Given instruction:
Answer these from the documentation excerpt below:
(a) What does the method that lists computed decompositions return?
(b) Which error does get_cluster raise, and under what condition?
(c) Which parameter does get_cluster take?

Excerpt provided:
● ● ●

Returns a list of all computed decompositions with their selection names and decomposition types for easy overview.
Parameters
None
Returns
- list
List of dictionaries containing decomposition information
Examples
>>> decompositions = pipeline_data.list_decompositions() >>> for decomp in decompositions: ... print(f"Selection: {decomp['decomposition_name']}, Type: {decomp['type']}")
- get_cluster(cluster_name: str)
Retrieve a computed clustering result by cluster name.
This method returns the ClusterData instance for a previously computed clustering analysis. The returned object provides access to the cluster labels, metadata, and clustering parameters.
Parameters
- cluster_namestr
Name of the clustering result to retrieve
Returns
- ClusterData
The ClusterData instance containing cluster labels and metadata
Raises
- ValueError
If the requested clustering result has not been computed yet
Examples
>>> # Get clustering result by name >>> cluster_data = pipeline_data.get_cluster("dbscan_analysis") >>> labels = cluster_data.labels >>> metadata = cluster_data.metadata
>>> # Get clustering result with default name >>> cluster_data = pipeline_data.get_cluster("dbscan_eps0.5_min5") >>> n_clusters = len(set(labels)) - (1 if -1 in labels else 0)

● ● ●

Dataset extract:
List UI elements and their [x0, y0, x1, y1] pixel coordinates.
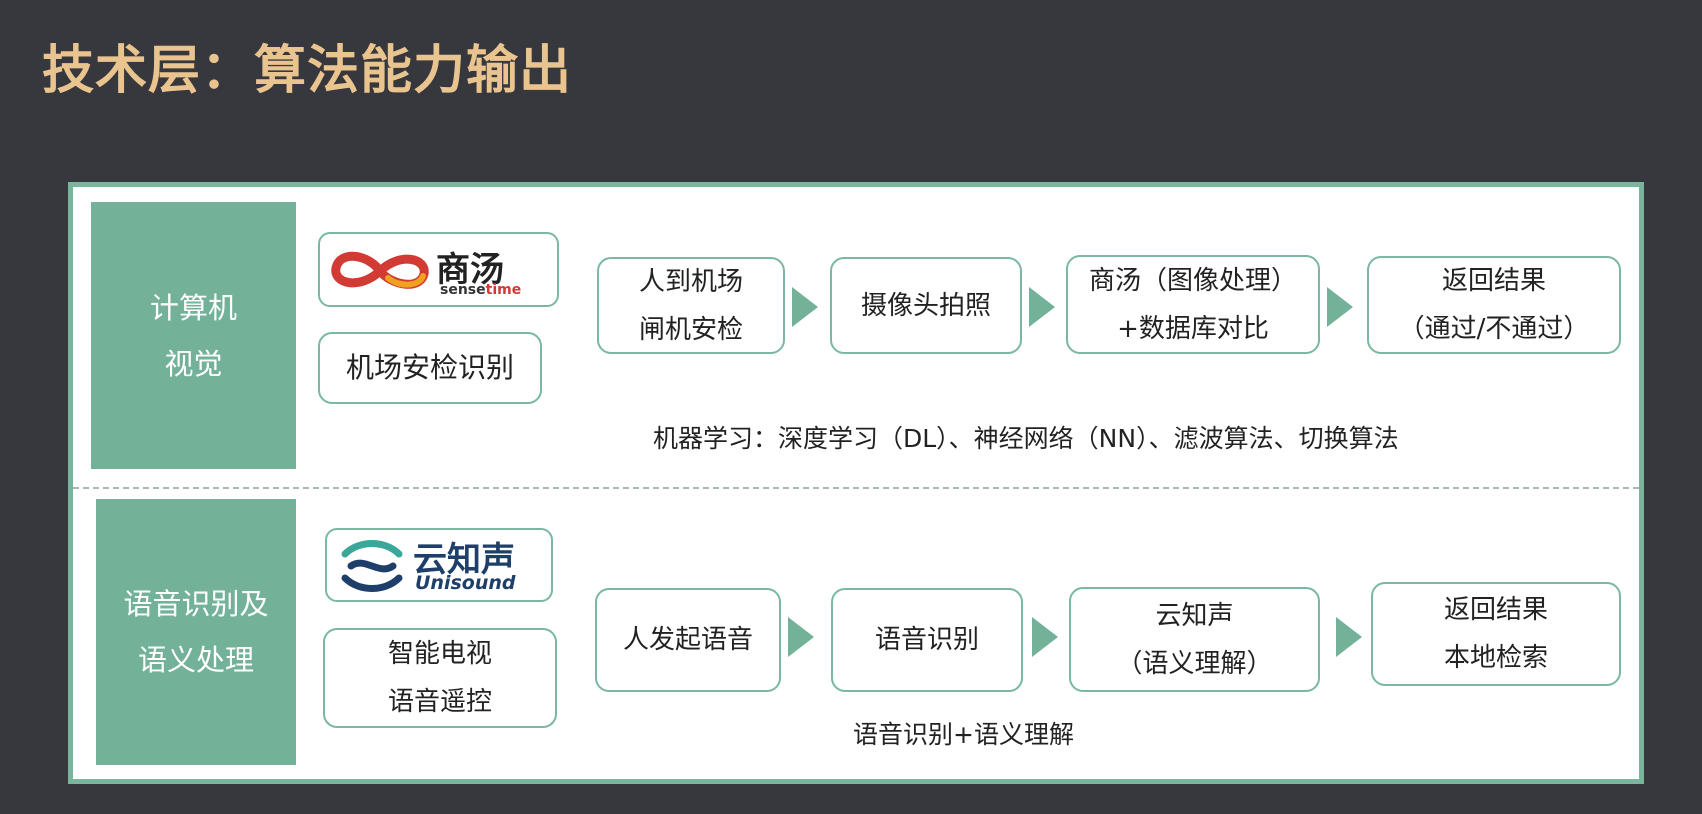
category-line: 视觉: [164, 346, 223, 381]
flow-arrow-icon: [1336, 617, 1362, 657]
step-speech-recognition: 语音识别: [831, 588, 1023, 692]
flow-arrow-icon: [1032, 617, 1058, 657]
box-line: +数据库对比: [1117, 313, 1269, 344]
box-line: 返回结果: [1441, 266, 1546, 296]
algorithm-panel: 计算机 视觉 商汤 sensetime 机场安检识别 人到机场 闸机安检 摄像头…: [68, 182, 1644, 784]
box-line: 商汤（图像处理）: [1088, 265, 1297, 296]
sensetime-infinity-icon: [331, 251, 429, 289]
asr-caption: 语音识别+语义理解: [853, 720, 1074, 749]
box-line: 返回结果: [1443, 595, 1548, 625]
category-line: 语义处理: [137, 643, 254, 677]
box-line: 智能电视: [387, 639, 492, 669]
flow-arrow-icon: [788, 617, 814, 657]
unisound-logo: 云知声 Unisound: [325, 528, 553, 602]
box-line: 语音识别: [874, 625, 979, 655]
page-title: 技术层：算法能力输出: [42, 41, 573, 101]
sensetime-en-b: time: [485, 282, 522, 298]
box-line: 摄像头拍照: [860, 290, 991, 321]
box-line: 语音遥控: [387, 687, 492, 717]
sensetime-en-a: sense: [440, 282, 486, 298]
box-line: 本地检索: [1443, 643, 1548, 673]
step-return-result-local: 返回结果 本地检索: [1371, 582, 1621, 686]
box-line: 闸机安检: [638, 314, 743, 345]
step-semantic-understanding: 云知声 （语义理解）: [1069, 587, 1320, 692]
flow-arrow-icon: [1327, 287, 1353, 327]
step-image-processing: 商汤（图像处理） +数据库对比: [1066, 255, 1320, 354]
flow-arrow-icon: [1029, 287, 1055, 327]
unisound-en: Unisound: [415, 572, 516, 594]
step-arrive-airport: 人到机场 闸机安检: [597, 257, 785, 354]
box-line: 人发起语音: [622, 625, 753, 655]
sensetime-en: sensetime: [440, 282, 521, 298]
sensetime-logo: 商汤 sensetime: [318, 232, 559, 307]
box-line: 云知声: [1155, 600, 1234, 631]
use-case-smart-tv: 智能电视 语音遥控: [323, 628, 557, 728]
cv-caption: 机器学习：深度学习（DL）、神经网络（NN）、滤波算法、切换算法: [653, 424, 1399, 453]
box-line: 机场安检识别: [345, 351, 514, 384]
box-line: （语义理解）: [1116, 648, 1273, 679]
row-divider: [73, 487, 1639, 489]
box-line: （通过/不通过）: [1398, 314, 1590, 344]
flow-arrow-icon: [792, 287, 818, 327]
unisound-emblem-icon: [341, 540, 403, 592]
category-speech-recognition: 语音识别及 语义处理: [96, 499, 296, 765]
step-speak: 人发起语音: [595, 588, 781, 692]
category-line: 计算机: [149, 290, 237, 325]
category-computer-vision: 计算机 视觉: [91, 202, 296, 469]
step-camera-photo: 摄像头拍照: [830, 257, 1022, 354]
box-line: 人到机场: [638, 266, 743, 297]
step-return-result: 返回结果 （通过/不通过）: [1367, 256, 1621, 354]
category-line: 语音识别及: [123, 587, 269, 621]
use-case-airport-security: 机场安检识别: [318, 332, 542, 404]
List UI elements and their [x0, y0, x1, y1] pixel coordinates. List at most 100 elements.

● ● ●

The reply:
(a) A list of dictionaries containing decomposition information.
(b) ValueError, if the requested clustering result has not been computed yet.
(c) cluster_name, a string naming the clustering result to retrieve.